Reproduce each of the following lines verbatim, with no alteration of any kind.

-----

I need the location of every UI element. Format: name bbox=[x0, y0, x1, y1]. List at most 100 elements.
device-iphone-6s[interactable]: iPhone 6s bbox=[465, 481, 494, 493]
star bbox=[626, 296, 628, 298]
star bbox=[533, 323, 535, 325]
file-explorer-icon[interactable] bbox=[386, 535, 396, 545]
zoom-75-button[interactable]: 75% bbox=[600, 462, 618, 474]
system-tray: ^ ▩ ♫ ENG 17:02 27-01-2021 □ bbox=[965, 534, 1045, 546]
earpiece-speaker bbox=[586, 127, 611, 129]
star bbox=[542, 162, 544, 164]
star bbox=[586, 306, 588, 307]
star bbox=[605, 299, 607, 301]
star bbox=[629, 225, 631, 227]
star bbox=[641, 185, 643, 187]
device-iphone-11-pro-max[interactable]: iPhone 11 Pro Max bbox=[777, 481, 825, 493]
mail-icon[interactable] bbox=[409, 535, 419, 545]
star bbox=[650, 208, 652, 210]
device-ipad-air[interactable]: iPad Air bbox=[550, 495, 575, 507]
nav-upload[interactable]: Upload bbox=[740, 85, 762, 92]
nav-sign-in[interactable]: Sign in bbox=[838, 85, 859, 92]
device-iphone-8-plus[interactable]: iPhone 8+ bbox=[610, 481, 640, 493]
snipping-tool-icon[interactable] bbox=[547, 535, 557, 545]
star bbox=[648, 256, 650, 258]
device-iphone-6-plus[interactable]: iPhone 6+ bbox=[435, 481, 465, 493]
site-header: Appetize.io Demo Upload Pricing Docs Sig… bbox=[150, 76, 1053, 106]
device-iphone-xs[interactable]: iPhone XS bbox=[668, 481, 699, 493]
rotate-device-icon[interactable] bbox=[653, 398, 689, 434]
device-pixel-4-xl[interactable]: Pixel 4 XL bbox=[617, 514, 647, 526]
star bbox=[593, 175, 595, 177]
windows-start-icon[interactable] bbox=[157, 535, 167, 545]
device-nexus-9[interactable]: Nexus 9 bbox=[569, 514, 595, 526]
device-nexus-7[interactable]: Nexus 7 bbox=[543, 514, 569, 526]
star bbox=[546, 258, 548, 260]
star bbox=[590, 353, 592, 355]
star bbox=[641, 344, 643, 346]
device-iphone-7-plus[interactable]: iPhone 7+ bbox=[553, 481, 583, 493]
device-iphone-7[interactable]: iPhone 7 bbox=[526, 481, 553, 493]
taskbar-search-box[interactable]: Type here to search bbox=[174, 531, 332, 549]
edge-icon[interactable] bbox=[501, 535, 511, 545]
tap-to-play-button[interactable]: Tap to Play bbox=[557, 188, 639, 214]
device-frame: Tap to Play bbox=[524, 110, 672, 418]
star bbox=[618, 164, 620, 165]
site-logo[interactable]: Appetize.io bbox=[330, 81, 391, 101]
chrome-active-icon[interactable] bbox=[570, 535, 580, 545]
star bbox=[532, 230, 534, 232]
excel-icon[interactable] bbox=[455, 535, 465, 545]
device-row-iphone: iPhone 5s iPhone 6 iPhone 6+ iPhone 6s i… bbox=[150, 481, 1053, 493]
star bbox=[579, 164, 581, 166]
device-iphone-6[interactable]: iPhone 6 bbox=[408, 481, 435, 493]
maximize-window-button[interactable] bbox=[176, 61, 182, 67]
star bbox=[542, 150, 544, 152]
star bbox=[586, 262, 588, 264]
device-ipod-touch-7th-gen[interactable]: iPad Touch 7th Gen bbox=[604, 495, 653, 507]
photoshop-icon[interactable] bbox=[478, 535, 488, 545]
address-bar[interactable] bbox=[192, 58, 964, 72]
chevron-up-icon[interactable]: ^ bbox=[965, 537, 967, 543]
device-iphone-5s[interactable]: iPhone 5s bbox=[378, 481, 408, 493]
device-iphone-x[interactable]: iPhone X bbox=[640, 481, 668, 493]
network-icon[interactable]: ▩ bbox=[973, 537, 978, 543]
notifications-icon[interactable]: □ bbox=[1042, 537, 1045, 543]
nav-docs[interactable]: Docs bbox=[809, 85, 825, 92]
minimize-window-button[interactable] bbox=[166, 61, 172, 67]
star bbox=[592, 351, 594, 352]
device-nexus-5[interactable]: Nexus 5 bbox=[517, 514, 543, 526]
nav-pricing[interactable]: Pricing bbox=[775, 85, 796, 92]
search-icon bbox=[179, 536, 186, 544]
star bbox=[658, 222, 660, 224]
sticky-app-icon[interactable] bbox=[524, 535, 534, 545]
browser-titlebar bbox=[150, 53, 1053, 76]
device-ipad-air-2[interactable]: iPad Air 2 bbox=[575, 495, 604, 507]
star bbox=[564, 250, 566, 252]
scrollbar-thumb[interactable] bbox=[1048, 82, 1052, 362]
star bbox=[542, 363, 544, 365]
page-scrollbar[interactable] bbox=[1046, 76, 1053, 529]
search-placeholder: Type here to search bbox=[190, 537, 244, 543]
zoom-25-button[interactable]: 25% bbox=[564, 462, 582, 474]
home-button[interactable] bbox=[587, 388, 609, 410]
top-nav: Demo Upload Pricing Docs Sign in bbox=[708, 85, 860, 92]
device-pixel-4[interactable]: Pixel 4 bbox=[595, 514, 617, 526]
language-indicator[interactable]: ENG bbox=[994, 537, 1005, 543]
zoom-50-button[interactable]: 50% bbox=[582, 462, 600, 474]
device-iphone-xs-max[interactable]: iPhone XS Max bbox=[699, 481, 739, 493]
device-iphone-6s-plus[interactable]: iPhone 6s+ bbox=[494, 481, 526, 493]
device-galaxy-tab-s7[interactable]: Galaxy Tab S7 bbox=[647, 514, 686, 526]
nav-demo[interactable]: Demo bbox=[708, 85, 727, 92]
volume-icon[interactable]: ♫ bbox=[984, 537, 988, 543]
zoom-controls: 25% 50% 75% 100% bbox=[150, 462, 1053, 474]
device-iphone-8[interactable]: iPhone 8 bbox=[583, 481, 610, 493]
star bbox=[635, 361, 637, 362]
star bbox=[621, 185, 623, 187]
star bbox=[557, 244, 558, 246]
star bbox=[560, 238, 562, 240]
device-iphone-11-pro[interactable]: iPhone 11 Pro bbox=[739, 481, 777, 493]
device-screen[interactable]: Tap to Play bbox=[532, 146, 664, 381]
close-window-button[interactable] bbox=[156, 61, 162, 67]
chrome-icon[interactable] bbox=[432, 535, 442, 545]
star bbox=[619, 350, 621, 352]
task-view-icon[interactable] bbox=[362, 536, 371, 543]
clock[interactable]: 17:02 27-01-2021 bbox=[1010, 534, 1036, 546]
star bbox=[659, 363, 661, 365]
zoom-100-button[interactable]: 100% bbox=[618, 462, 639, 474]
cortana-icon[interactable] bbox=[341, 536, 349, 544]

-----

== Result of the task ==
I need the location of every UI element. Format: name bbox=[x0, y0, x1, y1]. List at most 100 elements.
device-iphone-6s[interactable]: iPhone 6s bbox=[465, 481, 494, 493]
star bbox=[626, 296, 628, 298]
star bbox=[533, 323, 535, 325]
file-explorer-icon[interactable] bbox=[386, 535, 396, 545]
zoom-75-button[interactable]: 75% bbox=[600, 462, 618, 474]
system-tray: ^ ▩ ♫ ENG 17:02 27-01-2021 □ bbox=[965, 534, 1045, 546]
earpiece-speaker bbox=[586, 127, 611, 129]
star bbox=[542, 162, 544, 164]
star bbox=[586, 306, 588, 307]
star bbox=[605, 299, 607, 301]
star bbox=[629, 225, 631, 227]
star bbox=[641, 185, 643, 187]
device-iphone-11-pro-max[interactable]: iPhone 11 Pro Max bbox=[777, 481, 825, 493]
mail-icon[interactable] bbox=[409, 535, 419, 545]
star bbox=[650, 208, 652, 210]
device-ipad-air[interactable]: iPad Air bbox=[550, 495, 575, 507]
nav-upload[interactable]: Upload bbox=[740, 85, 762, 92]
nav-sign-in[interactable]: Sign in bbox=[838, 85, 859, 92]
device-iphone-8-plus[interactable]: iPhone 8+ bbox=[610, 481, 640, 493]
snipping-tool-icon[interactable] bbox=[547, 535, 557, 545]
star bbox=[648, 256, 650, 258]
device-iphone-6-plus[interactable]: iPhone 6+ bbox=[435, 481, 465, 493]
site-header: Appetize.io Demo Upload Pricing Docs Sig… bbox=[150, 76, 1053, 106]
device-iphone-xs[interactable]: iPhone XS bbox=[668, 481, 699, 493]
rotate-device-icon[interactable] bbox=[653, 398, 689, 434]
device-pixel-4-xl[interactable]: Pixel 4 XL bbox=[617, 514, 647, 526]
star bbox=[593, 175, 595, 177]
windows-start-icon[interactable] bbox=[157, 535, 167, 545]
device-nexus-9[interactable]: Nexus 9 bbox=[569, 514, 595, 526]
device-nexus-7[interactable]: Nexus 7 bbox=[543, 514, 569, 526]
star bbox=[546, 258, 548, 260]
star bbox=[590, 353, 592, 355]
star bbox=[641, 344, 643, 346]
device-iphone-7-plus[interactable]: iPhone 7+ bbox=[553, 481, 583, 493]
device-iphone-7[interactable]: iPhone 7 bbox=[526, 481, 553, 493]
taskbar-search-box[interactable]: Type here to search bbox=[174, 531, 332, 549]
edge-icon[interactable] bbox=[501, 535, 511, 545]
tap-to-play-button[interactable]: Tap to Play bbox=[557, 188, 639, 214]
device-frame: Tap to Play bbox=[524, 110, 672, 418]
star bbox=[618, 164, 620, 165]
site-logo[interactable]: Appetize.io bbox=[330, 81, 391, 101]
chrome-active-icon[interactable] bbox=[570, 535, 580, 545]
star bbox=[532, 230, 534, 232]
excel-icon[interactable] bbox=[455, 535, 465, 545]
device-row-iphone: iPhone 5s iPhone 6 iPhone 6+ iPhone 6s i… bbox=[150, 481, 1053, 493]
star bbox=[579, 164, 581, 166]
device-iphone-6[interactable]: iPhone 6 bbox=[408, 481, 435, 493]
maximize-window-button[interactable] bbox=[176, 61, 182, 67]
star bbox=[542, 150, 544, 152]
star bbox=[586, 262, 588, 264]
device-ipod-touch-7th-gen[interactable]: iPad Touch 7th Gen bbox=[604, 495, 653, 507]
photoshop-icon[interactable] bbox=[478, 535, 488, 545]
address-bar[interactable] bbox=[192, 58, 964, 72]
chevron-up-icon[interactable]: ^ bbox=[965, 537, 967, 543]
device-iphone-5s[interactable]: iPhone 5s bbox=[378, 481, 408, 493]
device-iphone-x[interactable]: iPhone X bbox=[640, 481, 668, 493]
network-icon[interactable]: ▩ bbox=[973, 537, 978, 543]
notifications-icon[interactable]: □ bbox=[1042, 537, 1045, 543]
nav-docs[interactable]: Docs bbox=[809, 85, 825, 92]
minimize-window-button[interactable] bbox=[166, 61, 172, 67]
star bbox=[592, 351, 594, 352]
device-nexus-5[interactable]: Nexus 5 bbox=[517, 514, 543, 526]
nav-pricing[interactable]: Pricing bbox=[775, 85, 796, 92]
search-icon bbox=[179, 536, 186, 544]
star bbox=[658, 222, 660, 224]
sticky-app-icon[interactable] bbox=[524, 535, 534, 545]
browser-titlebar bbox=[150, 53, 1053, 76]
device-ipad-air-2[interactable]: iPad Air 2 bbox=[575, 495, 604, 507]
star bbox=[564, 250, 566, 252]
scrollbar-thumb[interactable] bbox=[1048, 82, 1052, 362]
star bbox=[542, 363, 544, 365]
page-scrollbar[interactable] bbox=[1046, 76, 1053, 529]
search-placeholder: Type here to search bbox=[190, 537, 244, 543]
zoom-25-button[interactable]: 25% bbox=[564, 462, 582, 474]
home-button[interactable] bbox=[587, 388, 609, 410]
top-nav: Demo Upload Pricing Docs Sign in bbox=[708, 85, 860, 92]
device-pixel-4[interactable]: Pixel 4 bbox=[595, 514, 617, 526]
language-indicator[interactable]: ENG bbox=[994, 537, 1005, 543]
zoom-50-button[interactable]: 50% bbox=[582, 462, 600, 474]
device-iphone-xs-max[interactable]: iPhone XS Max bbox=[699, 481, 739, 493]
device-iphone-6s-plus[interactable]: iPhone 6s+ bbox=[494, 481, 526, 493]
device-galaxy-tab-s7[interactable]: Galaxy Tab S7 bbox=[647, 514, 686, 526]
nav-demo[interactable]: Demo bbox=[708, 85, 727, 92]
volume-icon[interactable]: ♫ bbox=[984, 537, 988, 543]
zoom-controls: 25% 50% 75% 100% bbox=[150, 462, 1053, 474]
device-iphone-8[interactable]: iPhone 8 bbox=[583, 481, 610, 493]
star bbox=[635, 361, 637, 362]
star bbox=[621, 185, 623, 187]
star bbox=[557, 244, 558, 246]
star bbox=[560, 238, 562, 240]
device-iphone-11-pro[interactable]: iPhone 11 Pro bbox=[739, 481, 777, 493]
device-screen[interactable]: Tap to Play bbox=[532, 146, 664, 381]
close-window-button[interactable] bbox=[156, 61, 162, 67]
chrome-icon[interactable] bbox=[432, 535, 442, 545]
star bbox=[619, 350, 621, 352]
task-view-icon[interactable] bbox=[362, 536, 371, 543]
clock[interactable]: 17:02 27-01-2021 bbox=[1010, 534, 1036, 546]
star bbox=[659, 363, 661, 365]
zoom-100-button[interactable]: 100% bbox=[618, 462, 639, 474]
cortana-icon[interactable] bbox=[341, 536, 349, 544]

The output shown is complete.